Quoted passage →
^^^^^^^^
1. REVISING TRADITION, SEEKING UNITY

How good and pleasant it is
when God’s people live together in unity!
(Ps. 133:1, niv)

What is this book about?

Bible-based Christianity is threatened with a needless schism. Devout believers line up under rival banners emblazoned ‘complementarian’ and ‘egalitarian’. The champions of each group claim that they alone are being faithful to God’s word as given in the Bible. They are passionate about the cause of Jesus Christ; they are also passionate about the dangers of the competing opinion.
Some complementarians say that their rivals are disobeying God’s design, undermining both family and society, and giving encouragement to sexual confusion and immorality. Some egalitarians say that complementarians are opposing God’s purposes, damaging Christian witness, and pouring fuel on the fires of domestic abuse, pornography and the denigration of women.
^^^^^^^^
Please say whether each statement agrees with the chapter opening. Answer yes or no and quote the words that decide it. (a) Each group's champions claim that they alone are faithful to God's word in the Bible. (b) Some egalitarians accuse complementarians of undermining both family and society. (c) The chapter opening quotes a verse from Psalm 133. The material after this has no connection to the chapter opening.
^^^^^^^^
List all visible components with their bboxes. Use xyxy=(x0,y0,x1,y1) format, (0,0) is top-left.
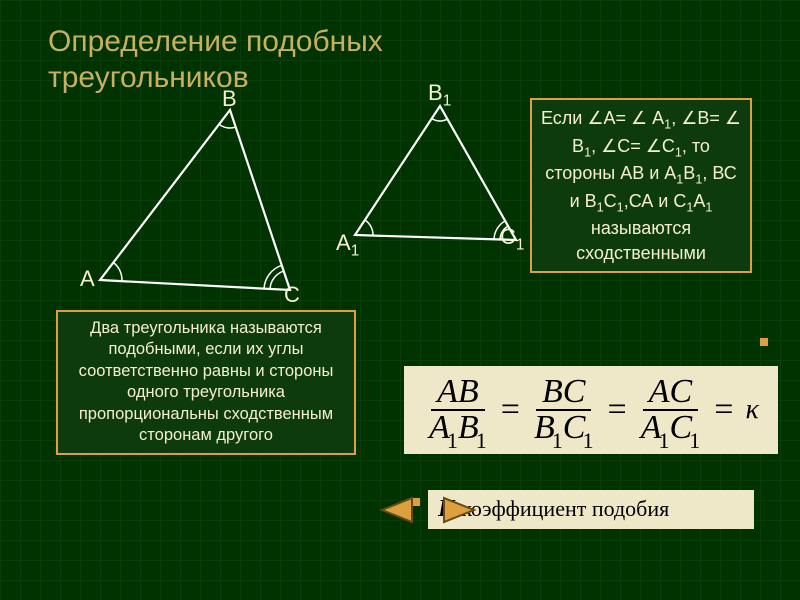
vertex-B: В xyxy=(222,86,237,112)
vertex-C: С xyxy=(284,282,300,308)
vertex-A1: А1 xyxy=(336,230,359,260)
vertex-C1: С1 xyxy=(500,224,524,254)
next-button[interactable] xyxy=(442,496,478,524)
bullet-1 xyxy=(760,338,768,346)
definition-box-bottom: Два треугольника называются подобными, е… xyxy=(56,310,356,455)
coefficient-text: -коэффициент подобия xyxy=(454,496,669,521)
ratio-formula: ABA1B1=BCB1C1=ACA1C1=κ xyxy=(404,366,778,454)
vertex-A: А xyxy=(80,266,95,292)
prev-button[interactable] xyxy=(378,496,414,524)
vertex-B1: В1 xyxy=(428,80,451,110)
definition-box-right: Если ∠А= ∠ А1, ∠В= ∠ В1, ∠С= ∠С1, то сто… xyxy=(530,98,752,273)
^^^^^^^^
Expected output →
(a) Yes: "The champions of each group claim that they alone are being faithful to God’s word as given in the Bible."
(b) No: "Some complementarians say that their rivals are disobeying God’s design, undermining both family and society"
(c) Yes: "(Ps. 133:1, niv)"